* start SOURCE DATA *

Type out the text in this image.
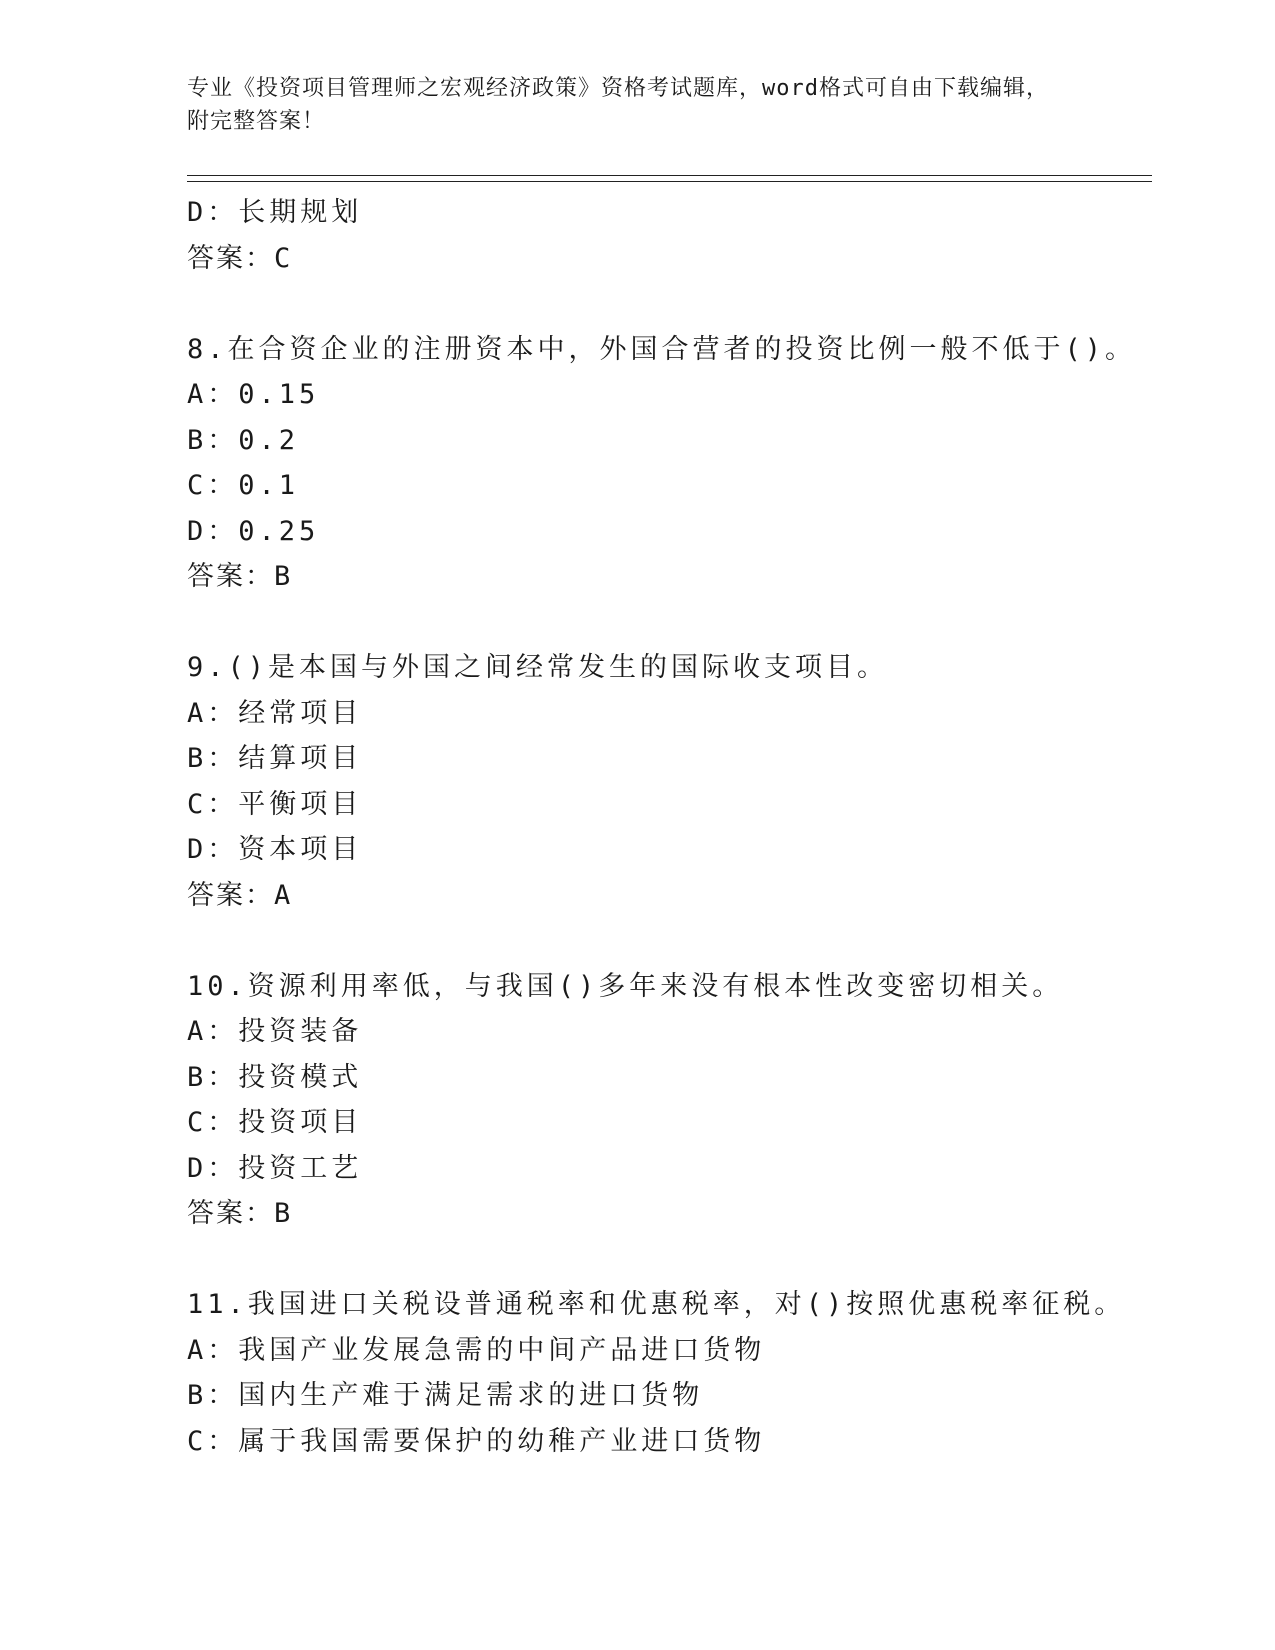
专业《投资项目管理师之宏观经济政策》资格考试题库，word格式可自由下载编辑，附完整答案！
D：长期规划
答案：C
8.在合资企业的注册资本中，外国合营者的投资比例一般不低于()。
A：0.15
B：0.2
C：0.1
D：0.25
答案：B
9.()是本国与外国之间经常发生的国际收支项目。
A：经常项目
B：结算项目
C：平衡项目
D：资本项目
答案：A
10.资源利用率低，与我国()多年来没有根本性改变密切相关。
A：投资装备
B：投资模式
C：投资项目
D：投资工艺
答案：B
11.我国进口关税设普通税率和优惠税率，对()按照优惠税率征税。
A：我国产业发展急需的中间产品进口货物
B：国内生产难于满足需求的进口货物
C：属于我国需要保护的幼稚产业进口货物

* end SOURCE DATA *

### WHAT THIS TASK INVOLVES
Give every line back word for word and leave the pictures out.

### SOLUTION TO THE EXERCISE
Type out the text in this image.
专业《投资项目管理师之宏观经济政策》资格考试题库，word格式可自由下载编辑，附完整答案！
D：长期规划
答案：C
8.在合资企业的注册资本中，外国合营者的投资比例一般不低于()。
A：0.15
B：0.2
C：0.1
D：0.25
答案：B
9.()是本国与外国之间经常发生的国际收支项目。
A：经常项目
B：结算项目
C：平衡项目
D：资本项目
答案：A
10.资源利用率低，与我国()多年来没有根本性改变密切相关。
A：投资装备
B：投资模式
C：投资项目
D：投资工艺
答案：B
11.我国进口关税设普通税率和优惠税率，对()按照优惠税率征税。
A：我国产业发展急需的中间产品进口货物
B：国内生产难于满足需求的进口货物
C：属于我国需要保护的幼稚产业进口货物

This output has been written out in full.